## EXERCISE:
Check each line for the string "exit". Give only the count of lines that have it.

## DATA FOR PROCESSING:
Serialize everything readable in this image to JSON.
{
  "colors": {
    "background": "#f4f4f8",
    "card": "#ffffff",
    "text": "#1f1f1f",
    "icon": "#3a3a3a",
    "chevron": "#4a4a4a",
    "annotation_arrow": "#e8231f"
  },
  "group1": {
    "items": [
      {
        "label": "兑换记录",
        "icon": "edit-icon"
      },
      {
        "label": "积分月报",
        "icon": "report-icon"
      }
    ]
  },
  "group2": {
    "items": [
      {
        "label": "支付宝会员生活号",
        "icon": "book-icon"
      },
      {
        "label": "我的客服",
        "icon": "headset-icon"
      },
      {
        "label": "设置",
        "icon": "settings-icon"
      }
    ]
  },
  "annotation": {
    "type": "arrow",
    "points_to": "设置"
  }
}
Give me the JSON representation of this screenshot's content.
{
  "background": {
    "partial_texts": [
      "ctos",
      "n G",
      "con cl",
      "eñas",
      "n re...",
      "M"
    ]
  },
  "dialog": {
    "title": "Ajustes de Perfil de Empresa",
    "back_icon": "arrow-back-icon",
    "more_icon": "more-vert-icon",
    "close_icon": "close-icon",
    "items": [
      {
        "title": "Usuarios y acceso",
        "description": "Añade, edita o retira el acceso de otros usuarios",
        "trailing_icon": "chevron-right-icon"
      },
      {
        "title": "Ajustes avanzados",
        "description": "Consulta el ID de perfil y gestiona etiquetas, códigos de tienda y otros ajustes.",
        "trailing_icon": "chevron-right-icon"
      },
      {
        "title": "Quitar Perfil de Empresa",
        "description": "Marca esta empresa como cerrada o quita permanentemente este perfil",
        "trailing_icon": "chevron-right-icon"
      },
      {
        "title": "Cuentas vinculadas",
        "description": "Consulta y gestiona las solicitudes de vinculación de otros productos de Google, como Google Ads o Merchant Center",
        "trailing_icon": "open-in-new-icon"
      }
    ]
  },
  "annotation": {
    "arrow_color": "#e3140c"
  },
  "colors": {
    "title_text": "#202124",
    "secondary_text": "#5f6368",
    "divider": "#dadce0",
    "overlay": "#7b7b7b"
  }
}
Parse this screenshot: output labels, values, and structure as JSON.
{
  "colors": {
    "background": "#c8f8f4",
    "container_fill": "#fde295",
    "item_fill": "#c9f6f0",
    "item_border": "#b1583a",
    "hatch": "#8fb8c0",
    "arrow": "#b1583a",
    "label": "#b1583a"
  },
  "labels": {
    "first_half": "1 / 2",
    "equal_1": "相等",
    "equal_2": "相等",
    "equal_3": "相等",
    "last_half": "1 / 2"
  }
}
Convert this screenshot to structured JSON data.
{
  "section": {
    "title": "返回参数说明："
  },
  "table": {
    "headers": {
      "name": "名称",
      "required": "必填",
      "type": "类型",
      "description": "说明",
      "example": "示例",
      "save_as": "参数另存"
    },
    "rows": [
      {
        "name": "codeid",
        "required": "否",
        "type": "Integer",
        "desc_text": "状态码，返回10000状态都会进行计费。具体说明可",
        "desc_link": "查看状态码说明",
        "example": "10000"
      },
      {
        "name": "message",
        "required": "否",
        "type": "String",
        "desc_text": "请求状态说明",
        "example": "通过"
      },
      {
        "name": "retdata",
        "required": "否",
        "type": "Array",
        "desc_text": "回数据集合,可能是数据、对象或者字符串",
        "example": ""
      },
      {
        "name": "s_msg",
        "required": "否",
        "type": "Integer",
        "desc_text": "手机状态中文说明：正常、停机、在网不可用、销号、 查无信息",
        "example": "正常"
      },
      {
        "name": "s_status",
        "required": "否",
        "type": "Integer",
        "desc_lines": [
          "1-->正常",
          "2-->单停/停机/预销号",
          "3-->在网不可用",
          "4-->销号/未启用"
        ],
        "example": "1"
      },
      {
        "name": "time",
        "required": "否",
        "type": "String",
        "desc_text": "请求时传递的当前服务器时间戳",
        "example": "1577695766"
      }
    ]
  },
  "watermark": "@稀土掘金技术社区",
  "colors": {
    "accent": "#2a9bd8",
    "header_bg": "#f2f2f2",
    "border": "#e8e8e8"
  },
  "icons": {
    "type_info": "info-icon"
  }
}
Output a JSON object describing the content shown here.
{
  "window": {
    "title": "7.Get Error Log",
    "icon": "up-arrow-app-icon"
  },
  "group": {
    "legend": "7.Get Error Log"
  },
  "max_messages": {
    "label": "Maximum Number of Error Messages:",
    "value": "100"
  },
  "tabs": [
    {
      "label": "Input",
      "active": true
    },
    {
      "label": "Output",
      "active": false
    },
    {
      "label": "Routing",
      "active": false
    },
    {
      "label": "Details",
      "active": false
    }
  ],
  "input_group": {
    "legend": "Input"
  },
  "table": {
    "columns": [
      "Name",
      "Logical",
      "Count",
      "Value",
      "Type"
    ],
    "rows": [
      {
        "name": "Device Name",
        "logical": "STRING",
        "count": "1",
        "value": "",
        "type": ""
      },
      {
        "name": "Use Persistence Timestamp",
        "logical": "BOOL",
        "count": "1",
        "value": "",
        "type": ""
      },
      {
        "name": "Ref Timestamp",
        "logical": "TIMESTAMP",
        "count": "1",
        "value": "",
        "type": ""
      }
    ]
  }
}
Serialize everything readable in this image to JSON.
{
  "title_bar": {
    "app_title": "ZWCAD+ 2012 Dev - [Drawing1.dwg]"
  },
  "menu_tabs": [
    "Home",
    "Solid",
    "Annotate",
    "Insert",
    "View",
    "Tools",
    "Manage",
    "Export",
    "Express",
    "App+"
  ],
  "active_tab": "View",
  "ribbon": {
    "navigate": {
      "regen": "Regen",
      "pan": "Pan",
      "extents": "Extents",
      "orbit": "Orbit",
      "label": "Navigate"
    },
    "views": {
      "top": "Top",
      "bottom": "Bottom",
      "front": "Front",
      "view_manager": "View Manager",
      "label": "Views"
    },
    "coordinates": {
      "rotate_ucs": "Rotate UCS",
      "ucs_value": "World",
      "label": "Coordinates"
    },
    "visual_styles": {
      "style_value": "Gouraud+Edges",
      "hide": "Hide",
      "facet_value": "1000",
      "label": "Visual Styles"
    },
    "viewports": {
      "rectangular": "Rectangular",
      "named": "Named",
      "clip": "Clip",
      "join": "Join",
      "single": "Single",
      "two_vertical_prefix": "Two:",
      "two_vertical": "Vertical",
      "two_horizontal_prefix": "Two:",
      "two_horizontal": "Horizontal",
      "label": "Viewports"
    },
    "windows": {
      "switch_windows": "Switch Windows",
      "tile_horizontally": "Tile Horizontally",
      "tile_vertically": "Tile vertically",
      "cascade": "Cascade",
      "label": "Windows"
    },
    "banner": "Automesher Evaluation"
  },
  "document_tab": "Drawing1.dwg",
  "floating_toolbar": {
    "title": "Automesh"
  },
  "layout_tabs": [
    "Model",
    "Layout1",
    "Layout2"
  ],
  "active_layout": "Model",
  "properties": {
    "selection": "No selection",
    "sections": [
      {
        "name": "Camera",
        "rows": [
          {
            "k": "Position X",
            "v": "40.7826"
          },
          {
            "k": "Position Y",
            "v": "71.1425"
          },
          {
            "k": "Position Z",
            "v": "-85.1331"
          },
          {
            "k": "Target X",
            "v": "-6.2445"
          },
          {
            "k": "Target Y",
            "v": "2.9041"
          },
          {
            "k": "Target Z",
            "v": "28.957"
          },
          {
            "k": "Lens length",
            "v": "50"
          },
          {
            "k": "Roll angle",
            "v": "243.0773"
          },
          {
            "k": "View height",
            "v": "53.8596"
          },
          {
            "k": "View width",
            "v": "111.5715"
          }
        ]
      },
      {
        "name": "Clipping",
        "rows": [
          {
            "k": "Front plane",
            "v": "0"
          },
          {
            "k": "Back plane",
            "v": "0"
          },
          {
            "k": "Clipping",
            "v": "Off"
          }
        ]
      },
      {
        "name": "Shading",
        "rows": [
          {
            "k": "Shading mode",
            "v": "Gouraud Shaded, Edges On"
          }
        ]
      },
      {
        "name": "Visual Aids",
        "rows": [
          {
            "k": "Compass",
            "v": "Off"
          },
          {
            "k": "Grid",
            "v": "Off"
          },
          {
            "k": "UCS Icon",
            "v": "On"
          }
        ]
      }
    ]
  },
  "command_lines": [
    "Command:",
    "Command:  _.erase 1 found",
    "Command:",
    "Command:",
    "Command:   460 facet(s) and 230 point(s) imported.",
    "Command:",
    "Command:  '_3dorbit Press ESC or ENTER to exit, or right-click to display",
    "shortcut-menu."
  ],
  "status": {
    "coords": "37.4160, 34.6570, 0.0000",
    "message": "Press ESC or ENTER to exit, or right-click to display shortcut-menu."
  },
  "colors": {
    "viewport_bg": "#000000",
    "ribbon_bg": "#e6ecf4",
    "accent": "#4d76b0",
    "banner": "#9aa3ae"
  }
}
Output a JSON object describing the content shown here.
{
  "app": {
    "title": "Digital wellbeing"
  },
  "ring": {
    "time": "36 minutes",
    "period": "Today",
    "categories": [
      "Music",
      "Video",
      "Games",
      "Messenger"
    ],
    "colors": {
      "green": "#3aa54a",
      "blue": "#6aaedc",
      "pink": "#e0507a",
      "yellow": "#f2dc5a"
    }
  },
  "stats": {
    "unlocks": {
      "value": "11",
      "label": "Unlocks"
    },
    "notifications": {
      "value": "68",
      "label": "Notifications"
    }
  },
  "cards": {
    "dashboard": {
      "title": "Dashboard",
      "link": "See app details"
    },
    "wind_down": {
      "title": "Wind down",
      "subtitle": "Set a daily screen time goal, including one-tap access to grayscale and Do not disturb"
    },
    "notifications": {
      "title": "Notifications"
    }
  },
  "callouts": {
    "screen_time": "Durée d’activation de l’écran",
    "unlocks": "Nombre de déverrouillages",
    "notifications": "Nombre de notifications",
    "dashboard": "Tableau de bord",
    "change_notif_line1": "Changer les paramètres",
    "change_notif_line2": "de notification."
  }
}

## RIGHT ANSWER:
2